**Lines of data:**
________

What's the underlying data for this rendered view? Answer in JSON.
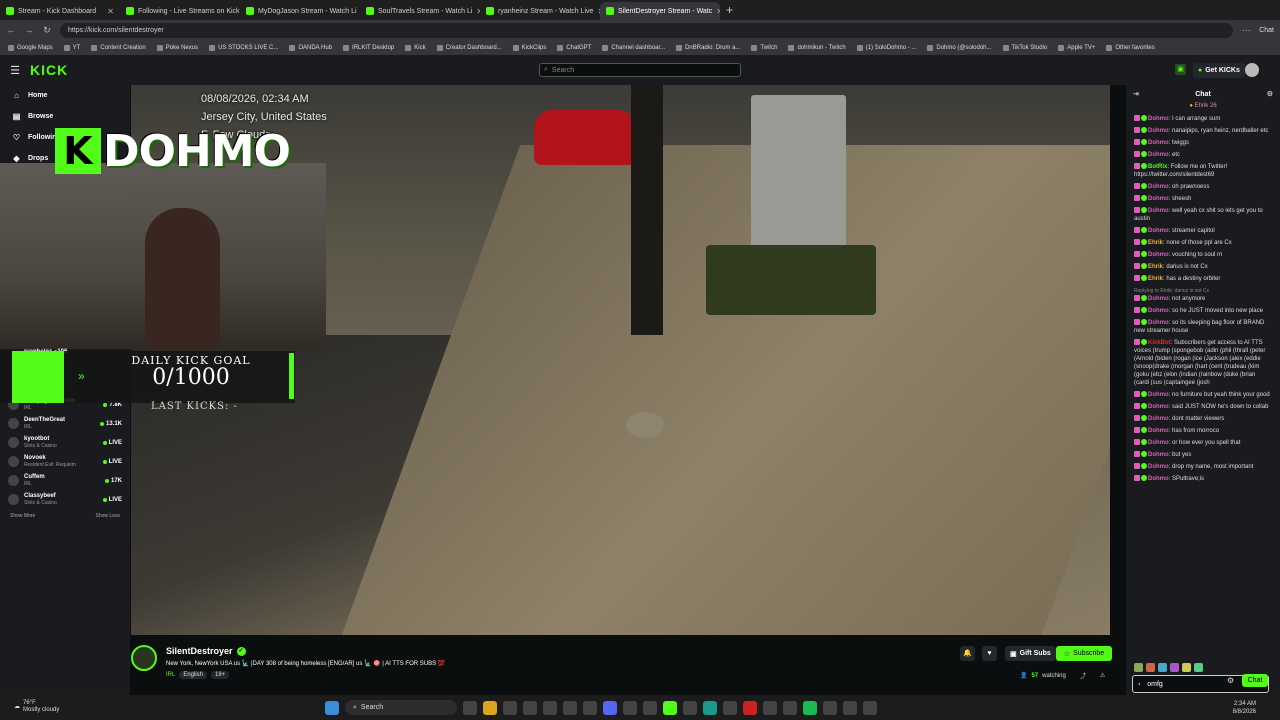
{
  "browser": {
    "tabs": [
      {
        "label": "Stream - Kick Dashboard",
        "active": false
      },
      {
        "label": "Following - Live Streams on Kick",
        "active": false
      },
      {
        "label": "MyDogJason Stream - Watch Li",
        "active": false
      },
      {
        "label": "SoulTravels Stream - Watch Li",
        "active": false
      },
      {
        "label": "ryanheinz Stream - Watch Live",
        "active": false
      },
      {
        "label": "SilentDestroyer Stream - Watc",
        "active": true
      }
    ],
    "url": "https://kick.com/silentdestroyer",
    "bookmarks": [
      "Google Maps",
      "YT",
      "Content Creation",
      "Poke Nexus",
      "US STOCKS LIVE C...",
      "OANDA Hub",
      "IRLKIT Desktop",
      "Kick",
      "Creator Dashboard...",
      "KickClips",
      "ChatGPT",
      "Channel dashboar...",
      "DnBRadio: Drum a...",
      "Twitch",
      "dohmikun - Twitch",
      "(1) SoloDohmo - ...",
      "Dohmo (@solodoh...",
      "TikTok Studio",
      "Apple TV+",
      "Other favorites"
    ],
    "chat_button": "Chat"
  },
  "kick": {
    "logo": "KICK",
    "search_placeholder": "Search",
    "get_kicks": "Get KICKs",
    "nav": [
      "Home",
      "Browse",
      "Following",
      "Drops"
    ],
    "channels": [
      {
        "name": "RampageJackson",
        "sub": "IRL",
        "count": "7.8K"
      },
      {
        "name": "DeenTheGreat",
        "sub": "IRL",
        "count": "13.1K"
      },
      {
        "name": "kyootbot",
        "sub": "Slots & Casino",
        "count": "LIVE"
      },
      {
        "name": "Novoek",
        "sub": "Resident Evil: Requiem",
        "count": "LIVE"
      },
      {
        "name": "Cuffem",
        "sub": "IRL",
        "count": "17K"
      },
      {
        "name": "Classybeef",
        "sub": "Slots & Casino",
        "count": "LIVE"
      }
    ],
    "show_more": "Show More",
    "show_less": "Show Less"
  },
  "video": {
    "osd_date": "08/08/2026, 02:34 AM",
    "osd_location": "Jersey City, United States",
    "osd_weather": "F, Few Clouds",
    "overlay_brand": "DOHMO",
    "goal_title": "DAILY KICK GOAL",
    "goal_value": "0/1000",
    "goal_fraction": 0,
    "last_kicks": "LAST KICKS: -",
    "overlay_viewer": "ryanheinz",
    "overlay_viewer_count": "106"
  },
  "streamer": {
    "name": "SilentDestroyer",
    "title": "New York, NewYork USA us 🗽 |DAY 308 of being homeless [ENG/AR] us 🗽 🎯 | AI TTS FOR SUBS 💯",
    "category": "IRL",
    "tags": [
      "English",
      "18+"
    ],
    "gift_subs": "Gift Subs",
    "subscribe": "Subscribe",
    "watching_count": "57",
    "watching_label": "watching"
  },
  "chat": {
    "title": "Chat",
    "pinned": "Ehrik 26",
    "messages": [
      {
        "user": "Dohmo",
        "color": "#e15cbd",
        "text": "I can arrange sum"
      },
      {
        "user": "Dohmo",
        "color": "#e15cbd",
        "text": "nanaipips, ryan heinz, nerdballer etc"
      },
      {
        "user": "Dohmo",
        "color": "#e15cbd",
        "text": "twiggs"
      },
      {
        "user": "Dohmo",
        "color": "#e15cbd",
        "text": "etc"
      },
      {
        "user": "BotRix",
        "color": "#53fc18",
        "text": "Follow me on Twitter! https://twitter.com/silentdest69"
      },
      {
        "user": "Dohmo",
        "color": "#e15cbd",
        "text": "oh prawnoess"
      },
      {
        "user": "Dohmo",
        "color": "#e15cbd",
        "text": "sheesh"
      },
      {
        "user": "Dohmo",
        "color": "#e15cbd",
        "text": "well yeah cx shit so lets get you to austin"
      },
      {
        "user": "Dohmo",
        "color": "#e15cbd",
        "text": "streamer capitol"
      },
      {
        "user": "Ehrik",
        "color": "#f0b429",
        "text": "none of those ppl are Cx"
      },
      {
        "user": "Dohmo",
        "color": "#e15cbd",
        "text": "vouching to soul rn"
      },
      {
        "user": "Ehrik",
        "color": "#f0b429",
        "text": "darius is not Cx"
      },
      {
        "user": "Ehrik",
        "color": "#f0b429",
        "text": "has a destiny orbiter"
      },
      {
        "user": "Dohmo",
        "color": "#e15cbd",
        "text": "not anymore",
        "reply": "Replying to Ehrik: darius is not Cx"
      },
      {
        "user": "Dohmo",
        "color": "#e15cbd",
        "text": "so he JUST moved into new place"
      },
      {
        "user": "Dohmo",
        "color": "#e15cbd",
        "text": "so its sleeping bag floor of BRAND new streamer house"
      },
      {
        "user": "KickBot",
        "color": "#e02a2a",
        "text": "Subscribers get access to AI TTS voices (trump (spongebob (adin (phil (thrall (peter (Arnold (biden (rogan (ice (Jackson (alex (eddie (snoop(drake (morgan (hart (cent (trudeau (kim (goku (ebz (elon (indian (rainbow (duke (brian (cardi (sus (captaingee (josh"
      },
      {
        "user": "Dohmo",
        "color": "#e15cbd",
        "text": "no furniture but yeah think your good"
      },
      {
        "user": "Dohmo",
        "color": "#e15cbd",
        "text": "said JUST NOW he's down to collab"
      },
      {
        "user": "Dohmo",
        "color": "#e15cbd",
        "text": "dont matter viewers"
      },
      {
        "user": "Dohmo",
        "color": "#e15cbd",
        "text": "has from morroco"
      },
      {
        "user": "Dohmo",
        "color": "#e15cbd",
        "text": "or how ever you spell that"
      },
      {
        "user": "Dohmo",
        "color": "#e15cbd",
        "text": "but yes"
      },
      {
        "user": "Dohmo",
        "color": "#e15cbd",
        "text": "drop my name, most important"
      },
      {
        "user": "Dohmo",
        "color": "#e15cbd",
        "text": "SPultrave;is"
      }
    ],
    "input_value": "omfg",
    "kick_count": "20",
    "points": "0",
    "send_label": "Chat"
  },
  "taskbar": {
    "temp": "76°F",
    "weather": "Mostly cloudy",
    "search": "Search",
    "time": "2:34 AM",
    "date": "8/8/2026"
  },
  "colors": {
    "accent": "#53fc18",
    "bg": "#0b0e0f",
    "panel": "#191b1f"
  }
}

________

**Problem statement:** Excluding the pictures, reproduce every entry exactly as given.

**Written answer:**
What's the underlying data for this rendered view? Answer in JSON.
{
  "browser": {
    "tabs": [
      {
        "label": "Stream - Kick Dashboard",
        "active": false
      },
      {
        "label": "Following - Live Streams on Kick",
        "active": false
      },
      {
        "label": "MyDogJason Stream - Watch Li",
        "active": false
      },
      {
        "label": "SoulTravels Stream - Watch Li",
        "active": false
      },
      {
        "label": "ryanheinz Stream - Watch Live",
        "active": false
      },
      {
        "label": "SilentDestroyer Stream - Watc",
        "active": true
      }
    ],
    "url": "https://kick.com/silentdestroyer",
    "bookmarks": [
      "Google Maps",
      "YT",
      "Content Creation",
      "Poke Nexus",
      "US STOCKS LIVE C...",
      "OANDA Hub",
      "IRLKIT Desktop",
      "Kick",
      "Creator Dashboard...",
      "KickClips",
      "ChatGPT",
      "Channel dashboar...",
      "DnBRadio: Drum a...",
      "Twitch",
      "dohmikun - Twitch",
      "(1) SoloDohmo - ...",
      "Dohmo (@solodoh...",
      "TikTok Studio",
      "Apple TV+",
      "Other favorites"
    ],
    "chat_button": "Chat"
  },
  "kick": {
    "logo": "KICK",
    "search_placeholder": "Search",
    "get_kicks": "Get KICKs",
    "nav": [
      "Home",
      "Browse",
      "Following",
      "Drops"
    ],
    "channels": [
      {
        "name": "RampageJackson",
        "sub": "IRL",
        "count": "7.8K"
      },
      {
        "name": "DeenTheGreat",
        "sub": "IRL",
        "count": "13.1K"
      },
      {
        "name": "kyootbot",
        "sub": "Slots & Casino",
        "count": "LIVE"
      },
      {
        "name": "Novoek",
        "sub": "Resident Evil: Requiem",
        "count": "LIVE"
      },
      {
        "name": "Cuffem",
        "sub": "IRL",
        "count": "17K"
      },
      {
        "name": "Classybeef",
        "sub": "Slots & Casino",
        "count": "LIVE"
      }
    ],
    "show_more": "Show More",
    "show_less": "Show Less"
  },
  "video": {
    "osd_date": "08/08/2026, 02:34 AM",
    "osd_location": "Jersey City, United States",
    "osd_weather": "F, Few Clouds",
    "overlay_brand": "DOHMO",
    "goal_title": "DAILY KICK GOAL",
    "goal_value": "0/1000",
    "goal_fraction": 0,
    "last_kicks": "LAST KICKS: -",
    "overlay_viewer": "ryanheinz",
    "overlay_viewer_count": "106"
  },
  "streamer": {
    "name": "SilentDestroyer",
    "title": "New York, NewYork USA us 🗽 |DAY 308 of being homeless [ENG/AR] us 🗽 🎯 | AI TTS FOR SUBS 💯",
    "category": "IRL",
    "tags": [
      "English",
      "18+"
    ],
    "gift_subs": "Gift Subs",
    "subscribe": "Subscribe",
    "watching_count": "57",
    "watching_label": "watching"
  },
  "chat": {
    "title": "Chat",
    "pinned": "Ehrik 26",
    "messages": [
      {
        "user": "Dohmo",
        "color": "#e15cbd",
        "text": "I can arrange sum"
      },
      {
        "user": "Dohmo",
        "color": "#e15cbd",
        "text": "nanaipips, ryan heinz, nerdballer etc"
      },
      {
        "user": "Dohmo",
        "color": "#e15cbd",
        "text": "twiggs"
      },
      {
        "user": "Dohmo",
        "color": "#e15cbd",
        "text": "etc"
      },
      {
        "user": "BotRix",
        "color": "#53fc18",
        "text": "Follow me on Twitter! https://twitter.com/silentdest69"
      },
      {
        "user": "Dohmo",
        "color": "#e15cbd",
        "text": "oh prawnoess"
      },
      {
        "user": "Dohmo",
        "color": "#e15cbd",
        "text": "sheesh"
      },
      {
        "user": "Dohmo",
        "color": "#e15cbd",
        "text": "well yeah cx shit so lets get you to austin"
      },
      {
        "user": "Dohmo",
        "color": "#e15cbd",
        "text": "streamer capitol"
      },
      {
        "user": "Ehrik",
        "color": "#f0b429",
        "text": "none of those ppl are Cx"
      },
      {
        "user": "Dohmo",
        "color": "#e15cbd",
        "text": "vouching to soul rn"
      },
      {
        "user": "Ehrik",
        "color": "#f0b429",
        "text": "darius is not Cx"
      },
      {
        "user": "Ehrik",
        "color": "#f0b429",
        "text": "has a destiny orbiter"
      },
      {
        "user": "Dohmo",
        "color": "#e15cbd",
        "text": "not anymore",
        "reply": "Replying to Ehrik: darius is not Cx"
      },
      {
        "user": "Dohmo",
        "color": "#e15cbd",
        "text": "so he JUST moved into new place"
      },
      {
        "user": "Dohmo",
        "color": "#e15cbd",
        "text": "so its sleeping bag floor of BRAND new streamer house"
      },
      {
        "user": "KickBot",
        "color": "#e02a2a",
        "text": "Subscribers get access to AI TTS voices (trump (spongebob (adin (phil (thrall (peter (Arnold (biden (rogan (ice (Jackson (alex (eddie (snoop(drake (morgan (hart (cent (trudeau (kim (goku (ebz (elon (indian (rainbow (duke (brian (cardi (sus (captaingee (josh"
      },
      {
        "user": "Dohmo",
        "color": "#e15cbd",
        "text": "no furniture but yeah think your good"
      },
      {
        "user": "Dohmo",
        "color": "#e15cbd",
        "text": "said JUST NOW he's down to collab"
      },
      {
        "user": "Dohmo",
        "color": "#e15cbd",
        "text": "dont matter viewers"
      },
      {
        "user": "Dohmo",
        "color": "#e15cbd",
        "text": "has from morroco"
      },
      {
        "user": "Dohmo",
        "color": "#e15cbd",
        "text": "or how ever you spell that"
      },
      {
        "user": "Dohmo",
        "color": "#e15cbd",
        "text": "but yes"
      },
      {
        "user": "Dohmo",
        "color": "#e15cbd",
        "text": "drop my name, most important"
      },
      {
        "user": "Dohmo",
        "color": "#e15cbd",
        "text": "SPultrave;is"
      }
    ],
    "input_value": "omfg",
    "kick_count": "20",
    "points": "0",
    "send_label": "Chat"
  },
  "taskbar": {
    "temp": "76°F",
    "weather": "Mostly cloudy",
    "search": "Search",
    "time": "2:34 AM",
    "date": "8/8/2026"
  },
  "colors": {
    "accent": "#53fc18",
    "bg": "#0b0e0f",
    "panel": "#191b1f"
  }
}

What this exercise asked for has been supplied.